##### Available data
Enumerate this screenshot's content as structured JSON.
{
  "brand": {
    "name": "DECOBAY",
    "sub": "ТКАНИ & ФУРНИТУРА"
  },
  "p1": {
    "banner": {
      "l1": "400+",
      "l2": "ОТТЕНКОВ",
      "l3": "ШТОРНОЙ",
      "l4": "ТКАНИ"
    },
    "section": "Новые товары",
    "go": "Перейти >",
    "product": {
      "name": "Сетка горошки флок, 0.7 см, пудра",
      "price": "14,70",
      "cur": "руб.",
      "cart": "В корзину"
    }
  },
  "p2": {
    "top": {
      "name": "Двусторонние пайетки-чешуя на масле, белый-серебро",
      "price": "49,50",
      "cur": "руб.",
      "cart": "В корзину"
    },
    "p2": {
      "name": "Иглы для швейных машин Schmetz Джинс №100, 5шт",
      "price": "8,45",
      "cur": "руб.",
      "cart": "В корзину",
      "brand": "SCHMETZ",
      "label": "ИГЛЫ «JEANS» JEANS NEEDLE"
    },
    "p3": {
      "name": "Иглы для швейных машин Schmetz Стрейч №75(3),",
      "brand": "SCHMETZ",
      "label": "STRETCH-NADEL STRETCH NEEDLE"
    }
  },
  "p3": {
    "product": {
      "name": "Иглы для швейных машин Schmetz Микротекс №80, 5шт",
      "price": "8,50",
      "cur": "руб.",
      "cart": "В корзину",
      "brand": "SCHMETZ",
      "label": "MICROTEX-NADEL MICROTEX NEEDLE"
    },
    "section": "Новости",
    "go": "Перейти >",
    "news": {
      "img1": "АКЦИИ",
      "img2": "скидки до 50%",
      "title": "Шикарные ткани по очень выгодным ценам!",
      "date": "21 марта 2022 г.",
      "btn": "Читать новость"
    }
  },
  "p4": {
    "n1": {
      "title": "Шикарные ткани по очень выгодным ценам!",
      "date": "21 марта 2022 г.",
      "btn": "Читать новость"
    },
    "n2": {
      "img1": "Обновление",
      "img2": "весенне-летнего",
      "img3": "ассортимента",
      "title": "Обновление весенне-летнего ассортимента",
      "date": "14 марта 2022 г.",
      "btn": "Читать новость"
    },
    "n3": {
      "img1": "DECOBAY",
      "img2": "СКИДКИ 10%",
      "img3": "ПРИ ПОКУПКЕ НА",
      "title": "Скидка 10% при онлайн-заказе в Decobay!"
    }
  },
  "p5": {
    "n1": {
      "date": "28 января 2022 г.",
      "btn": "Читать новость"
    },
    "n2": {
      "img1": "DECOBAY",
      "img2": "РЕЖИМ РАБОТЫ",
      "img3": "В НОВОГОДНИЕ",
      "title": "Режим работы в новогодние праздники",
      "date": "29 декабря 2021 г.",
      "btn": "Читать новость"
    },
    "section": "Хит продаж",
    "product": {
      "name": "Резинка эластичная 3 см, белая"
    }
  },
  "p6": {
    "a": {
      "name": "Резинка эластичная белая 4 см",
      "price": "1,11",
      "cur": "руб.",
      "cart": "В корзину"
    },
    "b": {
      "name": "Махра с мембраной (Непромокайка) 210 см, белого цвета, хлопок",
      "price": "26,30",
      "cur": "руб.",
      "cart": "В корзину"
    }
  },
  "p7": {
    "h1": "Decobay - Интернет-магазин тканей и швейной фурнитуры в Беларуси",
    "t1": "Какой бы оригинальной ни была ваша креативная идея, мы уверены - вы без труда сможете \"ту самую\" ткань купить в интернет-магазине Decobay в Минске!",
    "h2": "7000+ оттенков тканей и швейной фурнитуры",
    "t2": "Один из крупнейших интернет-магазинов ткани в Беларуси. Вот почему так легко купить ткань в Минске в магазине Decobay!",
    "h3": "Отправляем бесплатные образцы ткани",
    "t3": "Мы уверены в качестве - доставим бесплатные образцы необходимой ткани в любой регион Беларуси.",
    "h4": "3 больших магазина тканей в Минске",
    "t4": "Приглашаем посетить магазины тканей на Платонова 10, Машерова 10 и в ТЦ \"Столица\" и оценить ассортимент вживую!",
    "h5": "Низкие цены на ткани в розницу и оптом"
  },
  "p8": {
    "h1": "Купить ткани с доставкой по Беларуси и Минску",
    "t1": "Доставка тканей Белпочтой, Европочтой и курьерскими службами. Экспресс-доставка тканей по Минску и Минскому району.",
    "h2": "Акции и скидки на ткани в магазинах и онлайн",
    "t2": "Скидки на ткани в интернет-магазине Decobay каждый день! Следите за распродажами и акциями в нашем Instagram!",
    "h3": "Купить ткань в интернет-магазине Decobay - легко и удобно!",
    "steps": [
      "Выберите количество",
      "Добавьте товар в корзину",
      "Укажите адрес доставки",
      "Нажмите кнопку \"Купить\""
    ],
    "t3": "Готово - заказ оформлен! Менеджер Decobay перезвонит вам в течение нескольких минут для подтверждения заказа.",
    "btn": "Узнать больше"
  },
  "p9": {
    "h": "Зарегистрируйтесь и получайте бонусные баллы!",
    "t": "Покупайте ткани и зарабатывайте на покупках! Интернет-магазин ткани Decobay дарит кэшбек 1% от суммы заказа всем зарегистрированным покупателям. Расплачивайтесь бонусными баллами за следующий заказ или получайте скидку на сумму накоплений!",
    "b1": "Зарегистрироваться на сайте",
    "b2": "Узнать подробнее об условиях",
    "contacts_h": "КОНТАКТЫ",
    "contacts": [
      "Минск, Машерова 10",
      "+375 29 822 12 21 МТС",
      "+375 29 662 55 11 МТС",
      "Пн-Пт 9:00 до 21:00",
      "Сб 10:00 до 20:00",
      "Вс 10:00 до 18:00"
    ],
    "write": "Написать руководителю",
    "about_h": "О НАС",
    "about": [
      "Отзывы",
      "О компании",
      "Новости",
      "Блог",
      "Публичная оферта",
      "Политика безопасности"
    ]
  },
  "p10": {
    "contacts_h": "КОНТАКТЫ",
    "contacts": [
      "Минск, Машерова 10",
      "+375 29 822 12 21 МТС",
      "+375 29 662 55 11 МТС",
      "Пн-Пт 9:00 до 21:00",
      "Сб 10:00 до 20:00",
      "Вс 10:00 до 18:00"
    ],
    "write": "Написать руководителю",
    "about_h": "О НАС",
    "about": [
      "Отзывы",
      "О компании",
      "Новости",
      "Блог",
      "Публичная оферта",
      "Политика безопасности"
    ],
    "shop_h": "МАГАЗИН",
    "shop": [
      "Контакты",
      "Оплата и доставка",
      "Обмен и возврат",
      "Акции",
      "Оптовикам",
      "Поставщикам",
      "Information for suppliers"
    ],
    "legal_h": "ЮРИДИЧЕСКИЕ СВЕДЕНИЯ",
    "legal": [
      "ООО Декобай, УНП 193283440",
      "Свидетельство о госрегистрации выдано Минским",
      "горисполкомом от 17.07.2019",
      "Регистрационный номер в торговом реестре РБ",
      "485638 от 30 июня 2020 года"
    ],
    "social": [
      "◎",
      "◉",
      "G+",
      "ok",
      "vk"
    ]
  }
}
##########
- What needs to be done -
Pull out every line of the records above that contains the word "label".

- Result for this exercise -
      "label": "ИГЛЫ «JEANS» JEANS NEEDLE"
      "label": "STRETCH-NADEL STRETCH NEEDLE"
      "label": "MICROTEX-NADEL MICROTEX NEEDLE"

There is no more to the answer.